* Begin *

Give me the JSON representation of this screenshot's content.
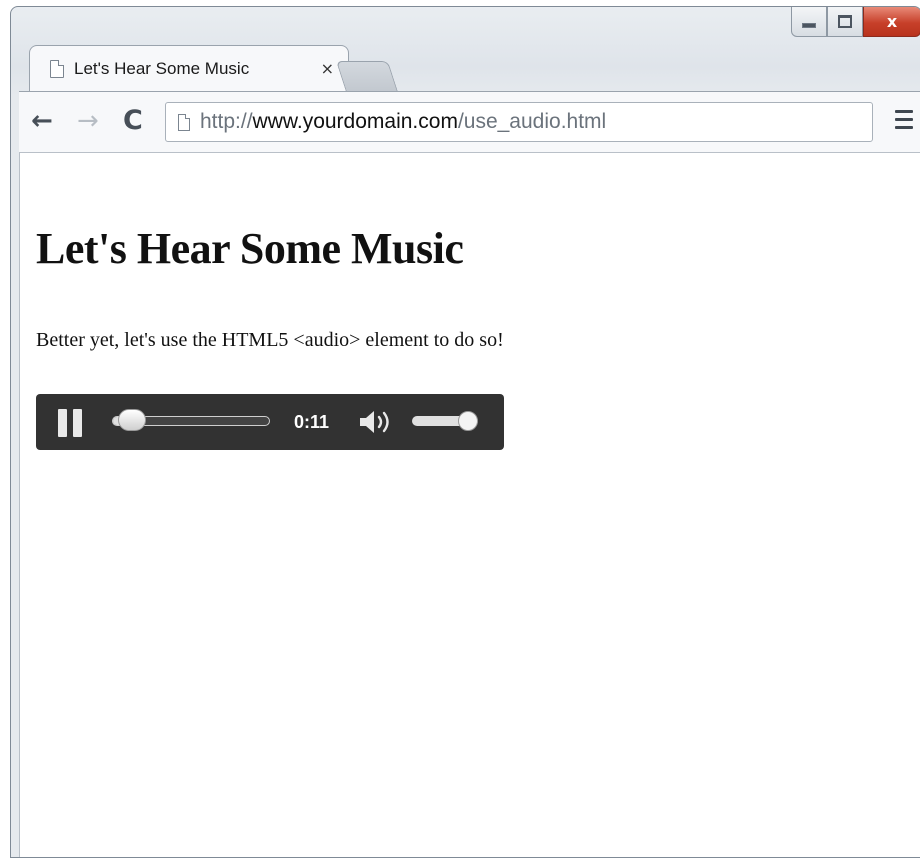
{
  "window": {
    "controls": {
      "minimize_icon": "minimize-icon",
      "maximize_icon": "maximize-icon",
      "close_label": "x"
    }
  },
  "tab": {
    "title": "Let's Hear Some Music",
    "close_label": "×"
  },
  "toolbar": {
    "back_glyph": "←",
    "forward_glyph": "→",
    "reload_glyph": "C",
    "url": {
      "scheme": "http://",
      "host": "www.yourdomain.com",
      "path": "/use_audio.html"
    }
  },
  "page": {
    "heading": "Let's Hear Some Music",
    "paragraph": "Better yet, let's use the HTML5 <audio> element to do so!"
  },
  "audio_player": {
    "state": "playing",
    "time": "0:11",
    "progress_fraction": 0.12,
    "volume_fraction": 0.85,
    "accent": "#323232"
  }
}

* End *

#### TASK DESCRIPTION
Write the entries above out in full, exactly, with no images.

#### TASK RESULT
Give me the JSON representation of this screenshot's content.
{
  "window": {
    "controls": {
      "minimize_icon": "minimize-icon",
      "maximize_icon": "maximize-icon",
      "close_label": "x"
    }
  },
  "tab": {
    "title": "Let's Hear Some Music",
    "close_label": "×"
  },
  "toolbar": {
    "back_glyph": "←",
    "forward_glyph": "→",
    "reload_glyph": "C",
    "url": {
      "scheme": "http://",
      "host": "www.yourdomain.com",
      "path": "/use_audio.html"
    }
  },
  "page": {
    "heading": "Let's Hear Some Music",
    "paragraph": "Better yet, let's use the HTML5 <audio> element to do so!"
  },
  "audio_player": {
    "state": "playing",
    "time": "0:11",
    "progress_fraction": 0.12,
    "volume_fraction": 0.85,
    "accent": "#323232"
  }
}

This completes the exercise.